- **Task data**

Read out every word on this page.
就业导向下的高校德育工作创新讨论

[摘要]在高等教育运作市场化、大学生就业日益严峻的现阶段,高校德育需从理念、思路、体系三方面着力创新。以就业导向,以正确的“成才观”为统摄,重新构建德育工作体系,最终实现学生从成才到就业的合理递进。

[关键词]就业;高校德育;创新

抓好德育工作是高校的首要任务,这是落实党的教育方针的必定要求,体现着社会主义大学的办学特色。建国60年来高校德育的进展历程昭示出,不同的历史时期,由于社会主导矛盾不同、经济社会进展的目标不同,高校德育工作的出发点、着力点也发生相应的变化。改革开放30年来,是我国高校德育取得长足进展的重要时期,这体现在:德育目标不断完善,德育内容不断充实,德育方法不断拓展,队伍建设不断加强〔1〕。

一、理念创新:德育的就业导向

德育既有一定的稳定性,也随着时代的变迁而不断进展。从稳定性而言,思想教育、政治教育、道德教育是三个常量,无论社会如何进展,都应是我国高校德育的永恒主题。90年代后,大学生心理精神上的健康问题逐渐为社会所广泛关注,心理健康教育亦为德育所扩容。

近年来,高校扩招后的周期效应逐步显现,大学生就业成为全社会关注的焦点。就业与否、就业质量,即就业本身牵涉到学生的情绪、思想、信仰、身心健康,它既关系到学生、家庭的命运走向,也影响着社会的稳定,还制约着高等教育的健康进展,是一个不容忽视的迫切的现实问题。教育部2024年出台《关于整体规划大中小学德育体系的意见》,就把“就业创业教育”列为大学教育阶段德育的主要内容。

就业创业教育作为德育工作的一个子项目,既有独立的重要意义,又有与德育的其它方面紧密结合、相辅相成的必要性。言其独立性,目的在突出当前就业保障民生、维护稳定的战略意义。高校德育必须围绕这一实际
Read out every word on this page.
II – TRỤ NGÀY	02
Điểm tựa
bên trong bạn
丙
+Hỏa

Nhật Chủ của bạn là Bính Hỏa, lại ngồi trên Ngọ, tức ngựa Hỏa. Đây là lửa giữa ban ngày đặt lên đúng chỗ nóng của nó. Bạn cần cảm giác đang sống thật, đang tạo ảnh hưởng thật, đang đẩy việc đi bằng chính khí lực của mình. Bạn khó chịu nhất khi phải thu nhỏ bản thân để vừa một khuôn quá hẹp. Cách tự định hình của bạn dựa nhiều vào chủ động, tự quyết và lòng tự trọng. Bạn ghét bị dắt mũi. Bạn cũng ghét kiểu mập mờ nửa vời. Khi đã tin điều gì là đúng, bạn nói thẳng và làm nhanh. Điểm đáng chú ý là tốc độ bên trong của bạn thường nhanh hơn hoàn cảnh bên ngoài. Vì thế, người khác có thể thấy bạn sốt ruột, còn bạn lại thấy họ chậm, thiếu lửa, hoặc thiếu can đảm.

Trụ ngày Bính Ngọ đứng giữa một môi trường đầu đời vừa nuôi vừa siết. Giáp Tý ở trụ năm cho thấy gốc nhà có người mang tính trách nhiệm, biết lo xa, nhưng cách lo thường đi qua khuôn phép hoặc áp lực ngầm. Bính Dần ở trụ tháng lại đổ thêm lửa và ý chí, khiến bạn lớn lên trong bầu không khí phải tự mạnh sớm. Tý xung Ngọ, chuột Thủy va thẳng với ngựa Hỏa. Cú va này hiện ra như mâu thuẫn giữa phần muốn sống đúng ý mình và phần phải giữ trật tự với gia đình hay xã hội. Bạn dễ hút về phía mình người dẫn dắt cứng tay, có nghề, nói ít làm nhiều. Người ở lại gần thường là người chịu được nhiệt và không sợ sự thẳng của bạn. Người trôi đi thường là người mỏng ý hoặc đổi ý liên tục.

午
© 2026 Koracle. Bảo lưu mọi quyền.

- **Stated problem**
Every line above should be printed again exactly as it stands.

- **The answer**
Read out every word on this page.
就业导向下的高校德育工作创新讨论

[摘要]在高等教育运作市场化、大学生就业日益严峻的现阶段,高校德育需从理念、思路、体系三方面着力创新。以就业导向,以正确的“成才观”为统摄,重新构建德育工作体系,最终实现学生从成才到就业的合理递进。

[关键词]就业;高校德育;创新

抓好德育工作是高校的首要任务,这是落实党的教育方针的必定要求,体现着社会主义大学的办学特色。建国60年来高校德育的进展历程昭示出,不同的历史时期,由于社会主导矛盾不同、经济社会进展的目标不同,高校德育工作的出发点、着力点也发生相应的变化。改革开放30年来,是我国高校德育取得长足进展的重要时期,这体现在:德育目标不断完善,德育内容不断充实,德育方法不断拓展,队伍建设不断加强〔1〕。

一、理念创新:德育的就业导向

德育既有一定的稳定性,也随着时代的变迁而不断进展。从稳定性而言,思想教育、政治教育、道德教育是三个常量,无论社会如何进展,都应是我国高校德育的永恒主题。90年代后,大学生心理精神上的健康问题逐渐为社会所广泛关注,心理健康教育亦为德育所扩容。

近年来,高校扩招后的周期效应逐步显现,大学生就业成为全社会关注的焦点。就业与否、就业质量,即就业本身牵涉到学生的情绪、思想、信仰、身心健康,它既关系到学生、家庭的命运走向,也影响着社会的稳定,还制约着高等教育的健康进展,是一个不容忽视的迫切的现实问题。教育部2024年出台《关于整体规划大中小学德育体系的意见》,就把“就业创业教育”列为大学教育阶段德育的主要内容。

就业创业教育作为德育工作的一个子项目,既有独立的重要意义,又有与德育的其它方面紧密结合、相辅相成的必要性。言其独立性,目的在突出当前就业保障民生、维护稳定的战略意义。高校德育必须围绕这一实际
Read out every word on this page.
II – TRỤ NGÀY	02
Điểm tựa
bên trong bạn
丙
+Hỏa

Nhật Chủ của bạn là Bính Hỏa, lại ngồi trên Ngọ, tức ngựa Hỏa. Đây là lửa giữa ban ngày đặt lên đúng chỗ nóng của nó. Bạn cần cảm giác đang sống thật, đang tạo ảnh hưởng thật, đang đẩy việc đi bằng chính khí lực của mình. Bạn khó chịu nhất khi phải thu nhỏ bản thân để vừa một khuôn quá hẹp. Cách tự định hình của bạn dựa nhiều vào chủ động, tự quyết và lòng tự trọng. Bạn ghét bị dắt mũi. Bạn cũng ghét kiểu mập mờ nửa vời. Khi đã tin điều gì là đúng, bạn nói thẳng và làm nhanh. Điểm đáng chú ý là tốc độ bên trong của bạn thường nhanh hơn hoàn cảnh bên ngoài. Vì thế, người khác có thể thấy bạn sốt ruột, còn bạn lại thấy họ chậm, thiếu lửa, hoặc thiếu can đảm.

Trụ ngày Bính Ngọ đứng giữa một môi trường đầu đời vừa nuôi vừa siết. Giáp Tý ở trụ năm cho thấy gốc nhà có người mang tính trách nhiệm, biết lo xa, nhưng cách lo thường đi qua khuôn phép hoặc áp lực ngầm. Bính Dần ở trụ tháng lại đổ thêm lửa và ý chí, khiến bạn lớn lên trong bầu không khí phải tự mạnh sớm. Tý xung Ngọ, chuột Thủy va thẳng với ngựa Hỏa. Cú va này hiện ra như mâu thuẫn giữa phần muốn sống đúng ý mình và phần phải giữ trật tự với gia đình hay xã hội. Bạn dễ hút về phía mình người dẫn dắt cứng tay, có nghề, nói ít làm nhiều. Người ở lại gần thường là người chịu được nhiệt và không sợ sự thẳng của bạn. Người trôi đi thường là người mỏng ý hoặc đổi ý liên tục.

午
© 2026 Koracle. Bảo lưu mọi quyền.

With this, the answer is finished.